Record extracts –
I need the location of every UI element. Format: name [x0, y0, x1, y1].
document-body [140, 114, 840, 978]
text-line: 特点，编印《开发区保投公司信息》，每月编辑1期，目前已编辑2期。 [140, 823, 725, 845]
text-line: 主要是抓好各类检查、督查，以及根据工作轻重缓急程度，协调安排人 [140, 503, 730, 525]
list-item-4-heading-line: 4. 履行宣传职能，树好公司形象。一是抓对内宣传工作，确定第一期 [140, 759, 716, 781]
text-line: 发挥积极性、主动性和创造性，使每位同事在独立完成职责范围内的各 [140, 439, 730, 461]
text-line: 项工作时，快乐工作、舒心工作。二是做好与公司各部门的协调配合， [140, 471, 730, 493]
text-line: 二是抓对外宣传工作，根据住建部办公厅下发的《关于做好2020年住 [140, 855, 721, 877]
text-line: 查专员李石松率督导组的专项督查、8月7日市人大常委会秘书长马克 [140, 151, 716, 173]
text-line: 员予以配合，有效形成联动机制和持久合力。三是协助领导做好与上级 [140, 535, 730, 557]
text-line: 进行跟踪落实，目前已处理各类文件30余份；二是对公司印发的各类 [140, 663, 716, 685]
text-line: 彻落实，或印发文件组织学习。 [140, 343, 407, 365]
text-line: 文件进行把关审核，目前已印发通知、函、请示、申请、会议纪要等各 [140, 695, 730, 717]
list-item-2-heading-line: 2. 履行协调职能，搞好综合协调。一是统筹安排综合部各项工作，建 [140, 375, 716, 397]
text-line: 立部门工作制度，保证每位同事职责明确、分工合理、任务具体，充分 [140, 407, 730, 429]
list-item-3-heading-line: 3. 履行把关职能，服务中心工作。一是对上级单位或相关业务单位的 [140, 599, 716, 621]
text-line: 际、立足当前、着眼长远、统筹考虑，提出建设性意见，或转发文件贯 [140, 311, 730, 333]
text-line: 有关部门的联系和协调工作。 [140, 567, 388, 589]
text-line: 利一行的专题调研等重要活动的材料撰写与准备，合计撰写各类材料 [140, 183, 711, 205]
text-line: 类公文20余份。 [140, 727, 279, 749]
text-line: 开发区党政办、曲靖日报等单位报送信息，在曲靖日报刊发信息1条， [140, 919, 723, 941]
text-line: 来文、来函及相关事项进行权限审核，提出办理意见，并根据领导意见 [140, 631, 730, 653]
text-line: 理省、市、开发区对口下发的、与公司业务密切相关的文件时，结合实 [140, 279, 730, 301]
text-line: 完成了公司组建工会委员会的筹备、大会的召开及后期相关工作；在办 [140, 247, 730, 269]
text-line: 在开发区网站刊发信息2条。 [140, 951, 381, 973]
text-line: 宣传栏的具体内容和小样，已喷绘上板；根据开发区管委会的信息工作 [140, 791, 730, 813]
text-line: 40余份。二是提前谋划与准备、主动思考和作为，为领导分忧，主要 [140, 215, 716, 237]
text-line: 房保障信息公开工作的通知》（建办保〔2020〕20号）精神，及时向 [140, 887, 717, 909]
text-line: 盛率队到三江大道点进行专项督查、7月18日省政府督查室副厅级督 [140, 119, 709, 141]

---

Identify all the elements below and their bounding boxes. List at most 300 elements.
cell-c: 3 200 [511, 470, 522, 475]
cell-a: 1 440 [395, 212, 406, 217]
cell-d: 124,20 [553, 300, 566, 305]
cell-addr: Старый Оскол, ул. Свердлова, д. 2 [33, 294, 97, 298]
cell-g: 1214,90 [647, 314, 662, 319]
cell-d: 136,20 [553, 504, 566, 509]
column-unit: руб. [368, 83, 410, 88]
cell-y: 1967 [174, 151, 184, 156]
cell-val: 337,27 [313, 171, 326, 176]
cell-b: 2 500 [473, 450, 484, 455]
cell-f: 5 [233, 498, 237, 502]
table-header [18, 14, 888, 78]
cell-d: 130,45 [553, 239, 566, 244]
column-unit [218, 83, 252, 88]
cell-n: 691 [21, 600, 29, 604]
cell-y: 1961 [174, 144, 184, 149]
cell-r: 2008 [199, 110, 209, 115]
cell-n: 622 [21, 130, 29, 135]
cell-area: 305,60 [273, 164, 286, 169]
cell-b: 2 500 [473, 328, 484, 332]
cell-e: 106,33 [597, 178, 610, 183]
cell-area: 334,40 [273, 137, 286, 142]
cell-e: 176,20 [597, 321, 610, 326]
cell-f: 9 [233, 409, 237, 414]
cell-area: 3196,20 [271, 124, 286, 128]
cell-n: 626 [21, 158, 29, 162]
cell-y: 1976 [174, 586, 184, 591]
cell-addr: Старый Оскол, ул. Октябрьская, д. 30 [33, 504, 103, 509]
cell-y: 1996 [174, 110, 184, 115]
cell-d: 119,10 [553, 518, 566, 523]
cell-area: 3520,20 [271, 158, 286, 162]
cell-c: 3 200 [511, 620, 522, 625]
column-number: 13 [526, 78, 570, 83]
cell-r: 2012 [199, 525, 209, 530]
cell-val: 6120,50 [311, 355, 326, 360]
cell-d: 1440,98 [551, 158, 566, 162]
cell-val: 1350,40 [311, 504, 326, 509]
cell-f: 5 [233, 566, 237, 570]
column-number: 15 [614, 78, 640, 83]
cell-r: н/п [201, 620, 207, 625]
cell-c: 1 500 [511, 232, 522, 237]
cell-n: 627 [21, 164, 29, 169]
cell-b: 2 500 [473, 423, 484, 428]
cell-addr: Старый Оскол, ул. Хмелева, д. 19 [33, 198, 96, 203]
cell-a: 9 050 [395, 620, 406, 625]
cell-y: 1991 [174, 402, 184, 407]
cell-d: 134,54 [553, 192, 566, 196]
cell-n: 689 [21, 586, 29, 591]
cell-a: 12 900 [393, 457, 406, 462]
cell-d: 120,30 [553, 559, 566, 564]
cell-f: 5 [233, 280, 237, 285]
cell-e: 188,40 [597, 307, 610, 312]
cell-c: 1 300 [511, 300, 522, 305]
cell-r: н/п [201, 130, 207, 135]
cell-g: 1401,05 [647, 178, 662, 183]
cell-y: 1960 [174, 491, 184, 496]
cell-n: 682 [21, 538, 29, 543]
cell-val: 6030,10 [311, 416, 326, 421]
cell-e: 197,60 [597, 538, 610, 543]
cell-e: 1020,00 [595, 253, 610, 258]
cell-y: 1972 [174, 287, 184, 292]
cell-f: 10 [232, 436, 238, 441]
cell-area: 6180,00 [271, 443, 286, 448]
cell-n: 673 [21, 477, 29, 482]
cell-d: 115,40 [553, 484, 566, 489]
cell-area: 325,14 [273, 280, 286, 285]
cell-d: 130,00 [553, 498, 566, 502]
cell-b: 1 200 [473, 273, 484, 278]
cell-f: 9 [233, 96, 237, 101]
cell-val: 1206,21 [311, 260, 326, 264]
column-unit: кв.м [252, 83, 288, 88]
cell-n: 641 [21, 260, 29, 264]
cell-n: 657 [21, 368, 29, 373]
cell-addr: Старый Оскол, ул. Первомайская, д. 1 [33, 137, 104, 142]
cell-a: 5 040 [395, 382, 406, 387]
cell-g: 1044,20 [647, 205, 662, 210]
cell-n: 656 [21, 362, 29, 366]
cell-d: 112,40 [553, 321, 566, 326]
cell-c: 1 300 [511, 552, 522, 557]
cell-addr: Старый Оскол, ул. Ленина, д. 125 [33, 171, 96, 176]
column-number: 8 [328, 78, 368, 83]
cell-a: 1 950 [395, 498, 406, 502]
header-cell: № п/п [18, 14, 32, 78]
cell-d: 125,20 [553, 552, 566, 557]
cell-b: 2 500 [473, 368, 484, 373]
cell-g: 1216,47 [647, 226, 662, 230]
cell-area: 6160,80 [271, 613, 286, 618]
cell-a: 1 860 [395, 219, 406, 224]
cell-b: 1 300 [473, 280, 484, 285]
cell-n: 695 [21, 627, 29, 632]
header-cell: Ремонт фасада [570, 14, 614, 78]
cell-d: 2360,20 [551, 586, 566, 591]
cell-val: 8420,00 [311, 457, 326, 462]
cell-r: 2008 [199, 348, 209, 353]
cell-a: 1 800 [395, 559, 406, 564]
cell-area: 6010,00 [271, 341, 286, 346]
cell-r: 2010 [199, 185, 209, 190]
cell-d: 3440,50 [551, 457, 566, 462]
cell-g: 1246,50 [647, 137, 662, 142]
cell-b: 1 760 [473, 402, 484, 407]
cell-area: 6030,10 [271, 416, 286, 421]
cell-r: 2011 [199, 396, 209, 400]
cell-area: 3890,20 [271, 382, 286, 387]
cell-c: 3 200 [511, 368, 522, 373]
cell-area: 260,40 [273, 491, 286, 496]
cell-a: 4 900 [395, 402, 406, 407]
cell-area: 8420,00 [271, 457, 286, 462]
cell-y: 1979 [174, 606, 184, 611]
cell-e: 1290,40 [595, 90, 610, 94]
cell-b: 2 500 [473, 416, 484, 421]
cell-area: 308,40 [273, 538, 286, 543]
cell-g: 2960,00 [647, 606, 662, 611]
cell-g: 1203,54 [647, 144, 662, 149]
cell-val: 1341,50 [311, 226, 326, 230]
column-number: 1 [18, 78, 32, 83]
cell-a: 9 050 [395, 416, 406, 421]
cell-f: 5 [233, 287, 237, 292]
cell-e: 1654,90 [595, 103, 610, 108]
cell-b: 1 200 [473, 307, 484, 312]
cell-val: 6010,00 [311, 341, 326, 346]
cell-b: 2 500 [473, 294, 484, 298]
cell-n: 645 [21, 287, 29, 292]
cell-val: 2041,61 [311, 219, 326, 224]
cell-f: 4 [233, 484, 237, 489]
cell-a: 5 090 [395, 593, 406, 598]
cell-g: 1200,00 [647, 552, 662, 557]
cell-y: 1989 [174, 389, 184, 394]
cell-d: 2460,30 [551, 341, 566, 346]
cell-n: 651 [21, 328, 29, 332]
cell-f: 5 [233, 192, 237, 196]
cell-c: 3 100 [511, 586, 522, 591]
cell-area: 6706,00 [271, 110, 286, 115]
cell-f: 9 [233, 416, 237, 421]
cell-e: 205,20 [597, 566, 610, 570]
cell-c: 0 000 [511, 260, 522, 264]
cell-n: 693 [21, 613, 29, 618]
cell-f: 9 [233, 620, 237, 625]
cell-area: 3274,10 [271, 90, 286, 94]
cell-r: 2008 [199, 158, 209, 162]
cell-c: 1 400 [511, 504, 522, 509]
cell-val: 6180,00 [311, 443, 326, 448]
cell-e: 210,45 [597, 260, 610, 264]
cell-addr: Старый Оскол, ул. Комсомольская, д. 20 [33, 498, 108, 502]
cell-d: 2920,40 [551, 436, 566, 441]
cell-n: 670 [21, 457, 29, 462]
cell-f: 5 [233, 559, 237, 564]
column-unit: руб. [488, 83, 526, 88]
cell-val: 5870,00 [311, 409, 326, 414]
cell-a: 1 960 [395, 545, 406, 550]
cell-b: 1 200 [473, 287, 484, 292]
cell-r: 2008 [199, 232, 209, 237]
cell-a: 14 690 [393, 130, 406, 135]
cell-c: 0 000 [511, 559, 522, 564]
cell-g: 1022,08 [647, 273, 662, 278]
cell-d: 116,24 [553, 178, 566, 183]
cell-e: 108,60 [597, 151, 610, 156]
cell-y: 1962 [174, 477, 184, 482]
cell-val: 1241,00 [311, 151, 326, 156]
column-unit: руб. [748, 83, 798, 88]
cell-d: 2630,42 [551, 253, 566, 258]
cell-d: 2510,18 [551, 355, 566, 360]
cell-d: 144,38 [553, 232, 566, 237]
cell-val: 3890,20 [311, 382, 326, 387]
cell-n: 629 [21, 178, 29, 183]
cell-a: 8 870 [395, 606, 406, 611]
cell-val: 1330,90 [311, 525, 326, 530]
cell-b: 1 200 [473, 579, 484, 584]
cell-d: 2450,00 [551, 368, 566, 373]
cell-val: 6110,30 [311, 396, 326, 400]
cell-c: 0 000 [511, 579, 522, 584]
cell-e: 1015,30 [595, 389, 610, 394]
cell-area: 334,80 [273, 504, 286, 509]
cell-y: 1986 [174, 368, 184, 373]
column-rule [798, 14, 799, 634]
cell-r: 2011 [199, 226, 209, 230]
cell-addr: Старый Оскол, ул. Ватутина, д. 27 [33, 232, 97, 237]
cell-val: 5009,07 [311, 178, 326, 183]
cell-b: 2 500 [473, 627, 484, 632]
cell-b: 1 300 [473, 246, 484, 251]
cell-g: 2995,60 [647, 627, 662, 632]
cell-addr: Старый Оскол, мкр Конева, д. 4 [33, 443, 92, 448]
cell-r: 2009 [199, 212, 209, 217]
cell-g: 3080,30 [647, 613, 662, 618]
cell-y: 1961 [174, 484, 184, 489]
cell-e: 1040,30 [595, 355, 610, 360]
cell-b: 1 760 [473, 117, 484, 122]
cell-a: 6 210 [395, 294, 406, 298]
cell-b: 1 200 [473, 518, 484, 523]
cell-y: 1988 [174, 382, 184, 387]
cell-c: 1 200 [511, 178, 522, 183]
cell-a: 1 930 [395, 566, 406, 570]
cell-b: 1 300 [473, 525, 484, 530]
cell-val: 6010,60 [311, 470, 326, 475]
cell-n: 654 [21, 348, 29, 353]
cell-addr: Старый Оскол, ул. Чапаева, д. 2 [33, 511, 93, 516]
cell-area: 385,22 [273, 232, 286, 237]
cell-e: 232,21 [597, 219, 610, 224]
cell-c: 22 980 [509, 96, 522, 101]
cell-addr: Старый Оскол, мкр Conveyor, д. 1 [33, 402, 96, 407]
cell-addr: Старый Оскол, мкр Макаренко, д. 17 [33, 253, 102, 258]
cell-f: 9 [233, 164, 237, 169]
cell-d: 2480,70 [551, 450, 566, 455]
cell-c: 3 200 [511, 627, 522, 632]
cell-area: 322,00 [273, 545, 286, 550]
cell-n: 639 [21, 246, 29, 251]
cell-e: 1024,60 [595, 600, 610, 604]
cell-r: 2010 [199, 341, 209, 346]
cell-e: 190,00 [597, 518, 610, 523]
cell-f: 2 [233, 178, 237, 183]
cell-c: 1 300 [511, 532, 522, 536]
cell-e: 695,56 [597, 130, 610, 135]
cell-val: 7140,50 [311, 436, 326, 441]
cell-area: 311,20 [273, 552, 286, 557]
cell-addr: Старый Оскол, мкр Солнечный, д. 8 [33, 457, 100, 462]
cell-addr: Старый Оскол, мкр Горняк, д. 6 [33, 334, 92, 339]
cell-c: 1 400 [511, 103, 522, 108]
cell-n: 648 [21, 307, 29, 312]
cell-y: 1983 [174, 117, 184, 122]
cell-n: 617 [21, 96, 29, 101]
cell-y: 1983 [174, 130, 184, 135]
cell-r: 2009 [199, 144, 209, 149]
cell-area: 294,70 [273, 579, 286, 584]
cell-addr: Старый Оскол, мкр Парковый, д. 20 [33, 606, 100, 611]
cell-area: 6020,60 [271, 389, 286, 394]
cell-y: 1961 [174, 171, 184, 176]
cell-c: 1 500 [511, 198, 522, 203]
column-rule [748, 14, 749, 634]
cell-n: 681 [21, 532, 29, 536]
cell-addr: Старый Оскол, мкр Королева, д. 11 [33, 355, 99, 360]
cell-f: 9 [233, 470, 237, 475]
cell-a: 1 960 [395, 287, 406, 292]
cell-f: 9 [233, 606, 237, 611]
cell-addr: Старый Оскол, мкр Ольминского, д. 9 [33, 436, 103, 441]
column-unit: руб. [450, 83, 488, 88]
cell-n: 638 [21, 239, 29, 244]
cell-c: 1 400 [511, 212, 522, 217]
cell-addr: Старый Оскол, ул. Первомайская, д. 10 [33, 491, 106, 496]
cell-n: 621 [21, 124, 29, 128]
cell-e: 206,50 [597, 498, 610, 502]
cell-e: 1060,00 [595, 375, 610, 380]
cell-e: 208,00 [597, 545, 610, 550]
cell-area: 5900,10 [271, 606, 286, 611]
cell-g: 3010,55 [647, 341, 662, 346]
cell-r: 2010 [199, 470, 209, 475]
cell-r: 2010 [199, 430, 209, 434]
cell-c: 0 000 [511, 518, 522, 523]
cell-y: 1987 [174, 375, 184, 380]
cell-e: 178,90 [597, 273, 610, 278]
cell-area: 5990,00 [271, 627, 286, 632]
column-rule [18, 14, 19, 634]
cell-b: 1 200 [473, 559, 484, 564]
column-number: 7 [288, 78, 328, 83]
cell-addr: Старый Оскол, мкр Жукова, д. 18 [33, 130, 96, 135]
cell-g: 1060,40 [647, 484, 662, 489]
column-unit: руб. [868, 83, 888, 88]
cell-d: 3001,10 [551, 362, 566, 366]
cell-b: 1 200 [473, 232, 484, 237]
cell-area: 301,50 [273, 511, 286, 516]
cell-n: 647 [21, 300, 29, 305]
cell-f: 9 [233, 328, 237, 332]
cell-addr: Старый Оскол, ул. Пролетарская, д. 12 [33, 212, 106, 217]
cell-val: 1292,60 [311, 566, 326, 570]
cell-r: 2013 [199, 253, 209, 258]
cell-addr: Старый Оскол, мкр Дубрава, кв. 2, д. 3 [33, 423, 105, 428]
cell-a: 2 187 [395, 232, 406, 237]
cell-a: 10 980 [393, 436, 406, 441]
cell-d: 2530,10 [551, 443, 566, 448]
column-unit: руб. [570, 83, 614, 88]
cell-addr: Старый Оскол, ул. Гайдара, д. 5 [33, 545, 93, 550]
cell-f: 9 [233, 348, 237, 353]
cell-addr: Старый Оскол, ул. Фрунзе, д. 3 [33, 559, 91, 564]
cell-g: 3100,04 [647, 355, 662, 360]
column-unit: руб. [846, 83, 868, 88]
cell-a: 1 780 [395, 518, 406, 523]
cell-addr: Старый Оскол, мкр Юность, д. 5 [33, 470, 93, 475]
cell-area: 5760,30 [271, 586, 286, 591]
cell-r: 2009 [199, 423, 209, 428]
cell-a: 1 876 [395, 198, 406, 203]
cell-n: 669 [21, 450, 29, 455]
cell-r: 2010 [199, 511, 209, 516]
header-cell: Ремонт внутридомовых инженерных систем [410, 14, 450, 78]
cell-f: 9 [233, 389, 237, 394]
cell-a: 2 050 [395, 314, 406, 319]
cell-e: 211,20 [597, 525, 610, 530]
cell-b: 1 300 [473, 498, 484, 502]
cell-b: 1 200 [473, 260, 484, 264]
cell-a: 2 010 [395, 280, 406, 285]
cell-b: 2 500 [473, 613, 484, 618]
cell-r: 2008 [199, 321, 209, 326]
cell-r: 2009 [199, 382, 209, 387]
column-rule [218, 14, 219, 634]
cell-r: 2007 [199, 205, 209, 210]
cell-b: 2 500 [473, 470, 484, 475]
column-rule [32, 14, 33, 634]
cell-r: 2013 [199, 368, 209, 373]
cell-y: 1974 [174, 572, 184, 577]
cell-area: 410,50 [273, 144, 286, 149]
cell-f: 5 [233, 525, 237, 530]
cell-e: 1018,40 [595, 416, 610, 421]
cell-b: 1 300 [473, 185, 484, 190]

Exercise objective –
Copy out, character for character, the stretch of material from the line containing "I need the location" through the line containing "text-line: 盛率队到三江大道点进行专项督查、7月18日省政府督查室副厅级督 [140, 119, 709, 141]", both included.

Result for this task –
I need the location of every UI element. Format: name [x0, y0, x1, y1].
document-body [140, 114, 840, 978]
text-line: 特点，编印《开发区保投公司信息》，每月编辑1期，目前已编辑2期。 [140, 823, 725, 845]
text-line: 主要是抓好各类检查、督查，以及根据工作轻重缓急程度，协调安排人 [140, 503, 730, 525]
list-item-4-heading-line: 4. 履行宣传职能，树好公司形象。一是抓对内宣传工作，确定第一期 [140, 759, 716, 781]
text-line: 发挥积极性、主动性和创造性，使每位同事在独立完成职责范围内的各 [140, 439, 730, 461]
text-line: 项工作时，快乐工作、舒心工作。二是做好与公司各部门的协调配合， [140, 471, 730, 493]
text-line: 二是抓对外宣传工作，根据住建部办公厅下发的《关于做好2020年住 [140, 855, 721, 877]
text-line: 查专员李石松率督导组的专项督查、8月7日市人大常委会秘书长马克 [140, 151, 716, 173]
text-line: 员予以配合，有效形成联动机制和持久合力。三是协助领导做好与上级 [140, 535, 730, 557]
text-line: 进行跟踪落实，目前已处理各类文件30余份；二是对公司印发的各类 [140, 663, 716, 685]
text-line: 彻落实，或印发文件组织学习。 [140, 343, 407, 365]
text-line: 文件进行把关审核，目前已印发通知、函、请示、申请、会议纪要等各 [140, 695, 730, 717]
list-item-2-heading-line: 2. 履行协调职能，搞好综合协调。一是统筹安排综合部各项工作，建 [140, 375, 716, 397]
text-line: 立部门工作制度，保证每位同事职责明确、分工合理、任务具体，充分 [140, 407, 730, 429]
list-item-3-heading-line: 3. 履行把关职能，服务中心工作。一是对上级单位或相关业务单位的 [140, 599, 716, 621]
text-line: 际、立足当前、着眼长远、统筹考虑，提出建设性意见，或转发文件贯 [140, 311, 730, 333]
text-line: 有关部门的联系和协调工作。 [140, 567, 388, 589]
text-line: 利一行的专题调研等重要活动的材料撰写与准备，合计撰写各类材料 [140, 183, 711, 205]
text-line: 类公文20余份。 [140, 727, 279, 749]
text-line: 开发区党政办、曲靖日报等单位报送信息，在曲靖日报刊发信息1条， [140, 919, 723, 941]
text-line: 来文、来函及相关事项进行权限审核，提出办理意见，并根据领导意见 [140, 631, 730, 653]
text-line: 理省、市、开发区对口下发的、与公司业务密切相关的文件时，结合实 [140, 279, 730, 301]
text-line: 完成了公司组建工会委员会的筹备、大会的召开及后期相关工作；在办 [140, 247, 730, 269]
text-line: 在开发区网站刊发信息2条。 [140, 951, 381, 973]
text-line: 宣传栏的具体内容和小样，已喷绘上板；根据开发区管委会的信息工作 [140, 791, 730, 813]
text-line: 40余份。二是提前谋划与准备、主动思考和作为，为领导分忧，主要 [140, 215, 716, 237]
text-line: 房保障信息公开工作的通知》（建办保〔2020〕20号）精神，及时向 [140, 887, 717, 909]
text-line: 盛率队到三江大道点进行专项督查、7月18日省政府督查室副厅级督 [140, 119, 709, 141]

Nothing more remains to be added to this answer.